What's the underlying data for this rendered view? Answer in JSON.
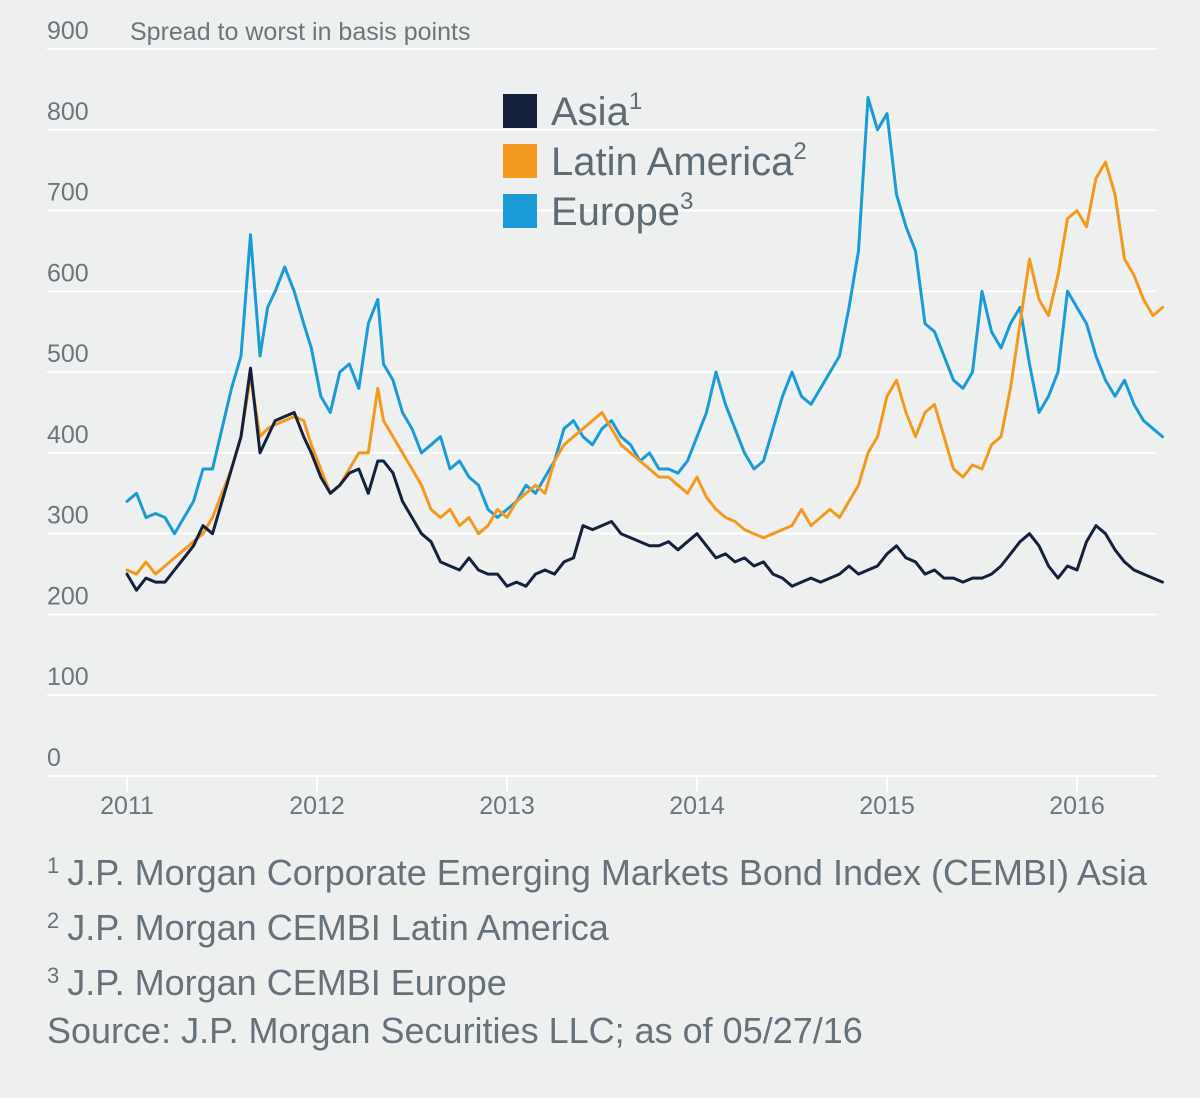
{
  "chart_data": {
    "type": "line",
    "ylabel": "Spread to worst in basis points",
    "ylim": [
      0,
      900
    ],
    "yticks": [
      0,
      100,
      200,
      300,
      400,
      500,
      600,
      700,
      800,
      900
    ],
    "xlim": [
      2011,
      2016.45
    ],
    "xticks": [
      "2011",
      "2012",
      "2013",
      "2014",
      "2015",
      "2016"
    ],
    "grid": "horizontal",
    "legend": "top-center",
    "series": [
      {
        "name": "Asia",
        "sup": "1",
        "color": "#14213d",
        "x": [
          2011.0,
          2011.05,
          2011.1,
          2011.15,
          2011.2,
          2011.25,
          2011.3,
          2011.35,
          2011.4,
          2011.45,
          2011.5,
          2011.55,
          2011.6,
          2011.65,
          2011.7,
          2011.74,
          2011.78,
          2011.83,
          2011.88,
          2011.93,
          2011.97,
          2012.02,
          2012.07,
          2012.12,
          2012.17,
          2012.22,
          2012.27,
          2012.32,
          2012.35,
          2012.4,
          2012.45,
          2012.5,
          2012.55,
          2012.6,
          2012.65,
          2012.7,
          2012.75,
          2012.8,
          2012.85,
          2012.9,
          2012.95,
          2013.0,
          2013.05,
          2013.1,
          2013.15,
          2013.2,
          2013.25,
          2013.3,
          2013.35,
          2013.4,
          2013.45,
          2013.5,
          2013.55,
          2013.6,
          2013.65,
          2013.7,
          2013.75,
          2013.8,
          2013.85,
          2013.9,
          2013.95,
          2014.0,
          2014.05,
          2014.1,
          2014.15,
          2014.2,
          2014.25,
          2014.3,
          2014.35,
          2014.4,
          2014.45,
          2014.5,
          2014.55,
          2014.6,
          2014.65,
          2014.7,
          2014.75,
          2014.8,
          2014.85,
          2014.9,
          2014.95,
          2015.0,
          2015.05,
          2015.1,
          2015.15,
          2015.2,
          2015.25,
          2015.3,
          2015.35,
          2015.4,
          2015.45,
          2015.5,
          2015.55,
          2015.6,
          2015.65,
          2015.7,
          2015.75,
          2015.8,
          2015.85,
          2015.9,
          2015.95,
          2016.0,
          2016.05,
          2016.1,
          2016.15,
          2016.2,
          2016.25,
          2016.3,
          2016.35,
          2016.4,
          2016.45
        ],
        "values": [
          250,
          230,
          245,
          240,
          240,
          255,
          270,
          285,
          310,
          300,
          340,
          380,
          420,
          505,
          400,
          420,
          440,
          445,
          450,
          420,
          400,
          370,
          350,
          360,
          375,
          380,
          350,
          390,
          390,
          375,
          340,
          320,
          300,
          290,
          265,
          260,
          255,
          270,
          255,
          250,
          250,
          235,
          240,
          235,
          250,
          255,
          250,
          265,
          270,
          310,
          305,
          310,
          315,
          300,
          295,
          290,
          285,
          285,
          290,
          280,
          290,
          300,
          285,
          270,
          275,
          265,
          270,
          260,
          265,
          250,
          245,
          235,
          240,
          245,
          240,
          245,
          250,
          260,
          250,
          255,
          260,
          275,
          285,
          270,
          265,
          250,
          255,
          245,
          245,
          240,
          245,
          245,
          250,
          260,
          275,
          290,
          300,
          285,
          260,
          245,
          260,
          255,
          290,
          310,
          300,
          280,
          265,
          255,
          250,
          245,
          240
        ]
      },
      {
        "name": "Latin America",
        "sup": "2",
        "color": "#f39a1e",
        "x": [
          2011.0,
          2011.05,
          2011.1,
          2011.15,
          2011.2,
          2011.25,
          2011.3,
          2011.35,
          2011.4,
          2011.45,
          2011.5,
          2011.55,
          2011.6,
          2011.65,
          2011.7,
          2011.74,
          2011.78,
          2011.83,
          2011.88,
          2011.93,
          2011.97,
          2012.02,
          2012.07,
          2012.12,
          2012.17,
          2012.22,
          2012.27,
          2012.32,
          2012.35,
          2012.4,
          2012.45,
          2012.5,
          2012.55,
          2012.6,
          2012.65,
          2012.7,
          2012.75,
          2012.8,
          2012.85,
          2012.9,
          2012.95,
          2013.0,
          2013.05,
          2013.1,
          2013.15,
          2013.2,
          2013.25,
          2013.3,
          2013.35,
          2013.4,
          2013.45,
          2013.5,
          2013.55,
          2013.6,
          2013.65,
          2013.7,
          2013.75,
          2013.8,
          2013.85,
          2013.9,
          2013.95,
          2014.0,
          2014.05,
          2014.1,
          2014.15,
          2014.2,
          2014.25,
          2014.3,
          2014.35,
          2014.4,
          2014.45,
          2014.5,
          2014.55,
          2014.6,
          2014.65,
          2014.7,
          2014.75,
          2014.8,
          2014.85,
          2014.9,
          2014.95,
          2015.0,
          2015.05,
          2015.1,
          2015.15,
          2015.2,
          2015.25,
          2015.3,
          2015.35,
          2015.4,
          2015.45,
          2015.5,
          2015.55,
          2015.6,
          2015.65,
          2015.7,
          2015.75,
          2015.8,
          2015.85,
          2015.9,
          2015.95,
          2016.0,
          2016.05,
          2016.1,
          2016.15,
          2016.2,
          2016.25,
          2016.3,
          2016.35,
          2016.4,
          2016.45
        ],
        "values": [
          255,
          250,
          265,
          250,
          260,
          270,
          280,
          290,
          300,
          320,
          350,
          380,
          420,
          495,
          420,
          430,
          435,
          440,
          445,
          440,
          410,
          380,
          350,
          360,
          380,
          400,
          400,
          480,
          440,
          420,
          400,
          380,
          360,
          330,
          320,
          330,
          310,
          320,
          300,
          310,
          330,
          320,
          340,
          350,
          360,
          350,
          390,
          410,
          420,
          430,
          440,
          450,
          430,
          410,
          400,
          390,
          380,
          370,
          370,
          360,
          350,
          370,
          345,
          330,
          320,
          315,
          305,
          300,
          295,
          300,
          305,
          310,
          330,
          310,
          320,
          330,
          320,
          340,
          360,
          400,
          420,
          470,
          490,
          450,
          420,
          450,
          460,
          420,
          380,
          370,
          385,
          380,
          410,
          420,
          480,
          560,
          640,
          590,
          570,
          620,
          690,
          700,
          680,
          740,
          760,
          720,
          640,
          620,
          590,
          570,
          580
        ]
      },
      {
        "name": "Europe",
        "sup": "3",
        "color": "#1a9ad6",
        "x": [
          2011.0,
          2011.05,
          2011.1,
          2011.15,
          2011.2,
          2011.25,
          2011.3,
          2011.35,
          2011.4,
          2011.45,
          2011.5,
          2011.55,
          2011.6,
          2011.65,
          2011.7,
          2011.74,
          2011.78,
          2011.83,
          2011.88,
          2011.93,
          2011.97,
          2012.02,
          2012.07,
          2012.12,
          2012.17,
          2012.22,
          2012.27,
          2012.32,
          2012.35,
          2012.4,
          2012.45,
          2012.5,
          2012.55,
          2012.6,
          2012.65,
          2012.7,
          2012.75,
          2012.8,
          2012.85,
          2012.9,
          2012.95,
          2013.0,
          2013.05,
          2013.1,
          2013.15,
          2013.2,
          2013.25,
          2013.3,
          2013.35,
          2013.4,
          2013.45,
          2013.5,
          2013.55,
          2013.6,
          2013.65,
          2013.7,
          2013.75,
          2013.8,
          2013.85,
          2013.9,
          2013.95,
          2014.0,
          2014.05,
          2014.1,
          2014.15,
          2014.2,
          2014.25,
          2014.3,
          2014.35,
          2014.4,
          2014.45,
          2014.5,
          2014.55,
          2014.6,
          2014.65,
          2014.7,
          2014.75,
          2014.8,
          2014.85,
          2014.9,
          2014.95,
          2015.0,
          2015.05,
          2015.1,
          2015.15,
          2015.2,
          2015.25,
          2015.3,
          2015.35,
          2015.4,
          2015.45,
          2015.5,
          2015.55,
          2015.6,
          2015.65,
          2015.7,
          2015.75,
          2015.8,
          2015.85,
          2015.9,
          2015.95,
          2016.0,
          2016.05,
          2016.1,
          2016.15,
          2016.2,
          2016.25,
          2016.3,
          2016.35,
          2016.4,
          2016.45
        ],
        "values": [
          340,
          350,
          320,
          325,
          320,
          300,
          320,
          340,
          380,
          380,
          430,
          480,
          520,
          670,
          520,
          580,
          600,
          630,
          600,
          560,
          530,
          470,
          450,
          500,
          510,
          480,
          560,
          590,
          510,
          490,
          450,
          430,
          400,
          410,
          420,
          380,
          390,
          370,
          360,
          330,
          320,
          330,
          340,
          360,
          350,
          370,
          390,
          430,
          440,
          420,
          410,
          430,
          440,
          420,
          410,
          390,
          400,
          380,
          380,
          375,
          390,
          420,
          450,
          500,
          460,
          430,
          400,
          380,
          390,
          430,
          470,
          500,
          470,
          460,
          480,
          500,
          520,
          580,
          650,
          840,
          800,
          820,
          720,
          680,
          650,
          560,
          550,
          520,
          490,
          480,
          500,
          600,
          550,
          530,
          560,
          580,
          510,
          450,
          470,
          500,
          600,
          580,
          560,
          520,
          490,
          470,
          490,
          460,
          440,
          430,
          420
        ]
      }
    ]
  },
  "footnotes": [
    {
      "sup": "1",
      "text": "J.P. Morgan Corporate Emerging Markets Bond Index (CEMBI) Asia"
    },
    {
      "sup": "2",
      "text": "J.P. Morgan CEMBI Latin America"
    },
    {
      "sup": "3",
      "text": "J.P. Morgan CEMBI Europe"
    }
  ],
  "source": "Source: J.P. Morgan Securities LLC; as of 05/27/16"
}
----------
Stated task - Report each line in the preceding entries that holds the string "name".

Result below -
        "name": "Asia",
        "name": "Latin America",
        "name": "Europe",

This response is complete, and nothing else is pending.